◆ **Input for this task**:

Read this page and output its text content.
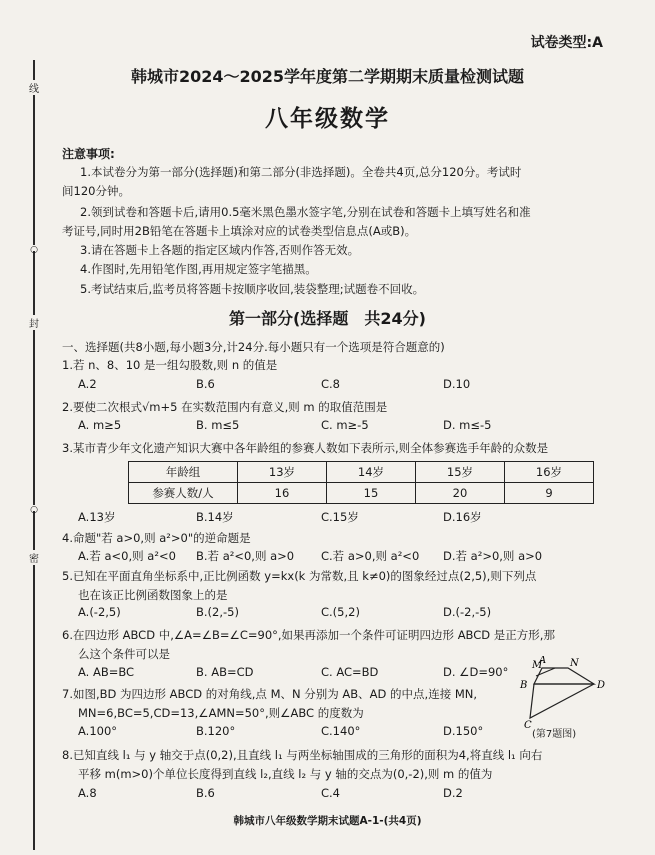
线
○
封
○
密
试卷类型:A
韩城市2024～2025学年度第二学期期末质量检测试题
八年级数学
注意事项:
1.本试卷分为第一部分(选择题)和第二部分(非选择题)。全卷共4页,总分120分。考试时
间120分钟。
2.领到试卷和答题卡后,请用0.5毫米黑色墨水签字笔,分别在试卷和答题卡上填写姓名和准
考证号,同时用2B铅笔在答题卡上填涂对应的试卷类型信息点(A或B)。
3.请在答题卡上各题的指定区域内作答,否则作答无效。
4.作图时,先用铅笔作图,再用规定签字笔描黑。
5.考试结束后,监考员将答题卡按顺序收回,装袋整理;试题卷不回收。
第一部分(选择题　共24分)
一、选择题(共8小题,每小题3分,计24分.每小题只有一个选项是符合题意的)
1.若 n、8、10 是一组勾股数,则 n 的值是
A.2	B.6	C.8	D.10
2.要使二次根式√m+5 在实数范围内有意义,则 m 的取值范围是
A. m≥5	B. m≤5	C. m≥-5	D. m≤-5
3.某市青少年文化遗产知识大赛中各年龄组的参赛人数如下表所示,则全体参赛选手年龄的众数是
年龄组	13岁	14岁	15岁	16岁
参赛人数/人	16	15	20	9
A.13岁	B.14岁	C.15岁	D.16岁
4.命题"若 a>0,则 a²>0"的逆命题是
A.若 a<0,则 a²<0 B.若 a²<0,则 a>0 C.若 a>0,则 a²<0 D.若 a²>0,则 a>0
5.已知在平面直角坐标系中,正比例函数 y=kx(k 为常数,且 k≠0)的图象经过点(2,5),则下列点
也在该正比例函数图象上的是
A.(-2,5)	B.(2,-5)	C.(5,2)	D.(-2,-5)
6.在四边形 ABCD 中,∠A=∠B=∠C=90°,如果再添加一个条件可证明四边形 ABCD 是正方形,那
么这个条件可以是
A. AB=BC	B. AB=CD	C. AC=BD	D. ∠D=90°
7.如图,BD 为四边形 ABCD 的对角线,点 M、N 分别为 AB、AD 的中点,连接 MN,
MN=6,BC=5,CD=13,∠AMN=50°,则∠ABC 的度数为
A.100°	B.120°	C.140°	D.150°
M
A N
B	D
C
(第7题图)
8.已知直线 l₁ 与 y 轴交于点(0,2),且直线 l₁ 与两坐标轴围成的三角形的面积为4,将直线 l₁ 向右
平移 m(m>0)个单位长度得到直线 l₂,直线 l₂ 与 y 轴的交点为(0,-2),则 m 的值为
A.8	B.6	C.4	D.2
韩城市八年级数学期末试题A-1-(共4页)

==

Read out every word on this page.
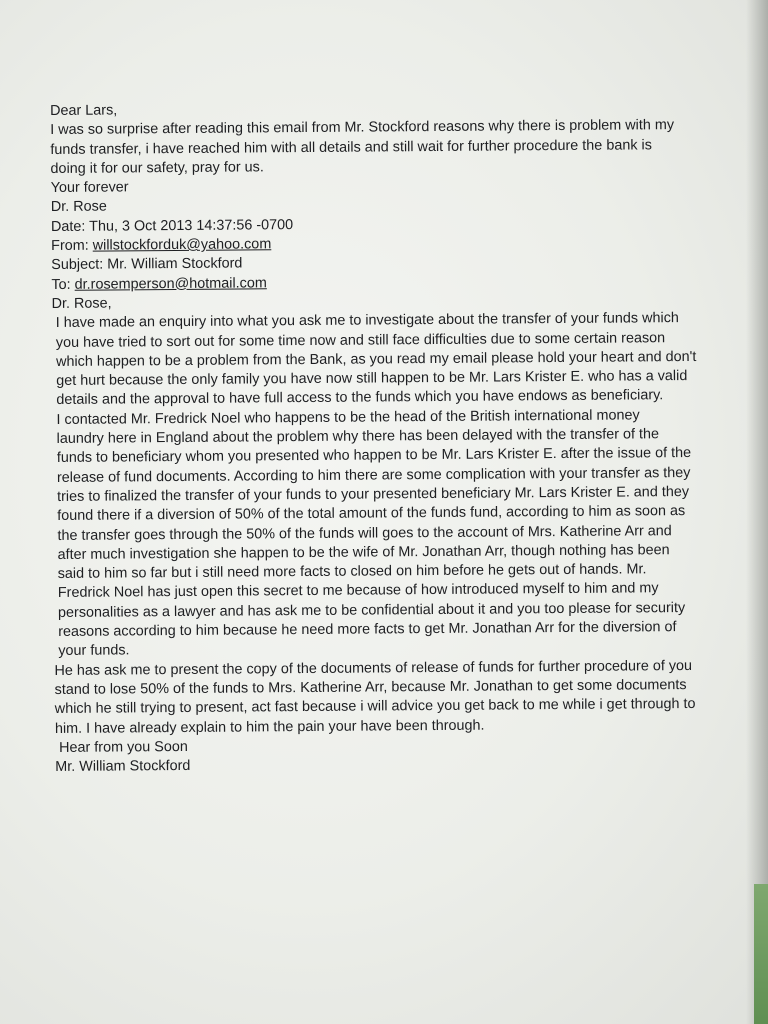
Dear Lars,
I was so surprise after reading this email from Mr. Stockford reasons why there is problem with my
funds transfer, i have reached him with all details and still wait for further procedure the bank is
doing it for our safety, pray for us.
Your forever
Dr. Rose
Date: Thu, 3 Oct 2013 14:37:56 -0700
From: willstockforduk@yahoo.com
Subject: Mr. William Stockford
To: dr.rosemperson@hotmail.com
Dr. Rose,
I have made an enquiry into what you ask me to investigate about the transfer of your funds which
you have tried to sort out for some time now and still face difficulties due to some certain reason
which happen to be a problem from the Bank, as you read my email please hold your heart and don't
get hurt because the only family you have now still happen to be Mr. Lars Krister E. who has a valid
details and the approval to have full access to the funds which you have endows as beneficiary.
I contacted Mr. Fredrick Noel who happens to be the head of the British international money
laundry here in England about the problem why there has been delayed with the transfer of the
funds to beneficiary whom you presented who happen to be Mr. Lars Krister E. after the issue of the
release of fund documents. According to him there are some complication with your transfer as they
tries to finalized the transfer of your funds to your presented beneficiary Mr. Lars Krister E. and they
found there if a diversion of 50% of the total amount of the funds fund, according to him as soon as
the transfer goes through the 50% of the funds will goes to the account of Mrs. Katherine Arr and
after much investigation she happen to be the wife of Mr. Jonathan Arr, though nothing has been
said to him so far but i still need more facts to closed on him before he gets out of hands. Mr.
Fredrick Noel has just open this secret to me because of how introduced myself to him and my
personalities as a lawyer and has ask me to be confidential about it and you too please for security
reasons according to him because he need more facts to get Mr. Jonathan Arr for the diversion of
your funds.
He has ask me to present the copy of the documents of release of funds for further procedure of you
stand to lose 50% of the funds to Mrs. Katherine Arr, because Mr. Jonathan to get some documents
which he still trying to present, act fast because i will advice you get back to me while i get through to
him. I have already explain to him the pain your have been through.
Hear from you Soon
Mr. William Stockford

◆ **What to work on**: Each line of the material that holds the string "Jonathan" counts once; give the total alone.

◆ **The completed task**: 3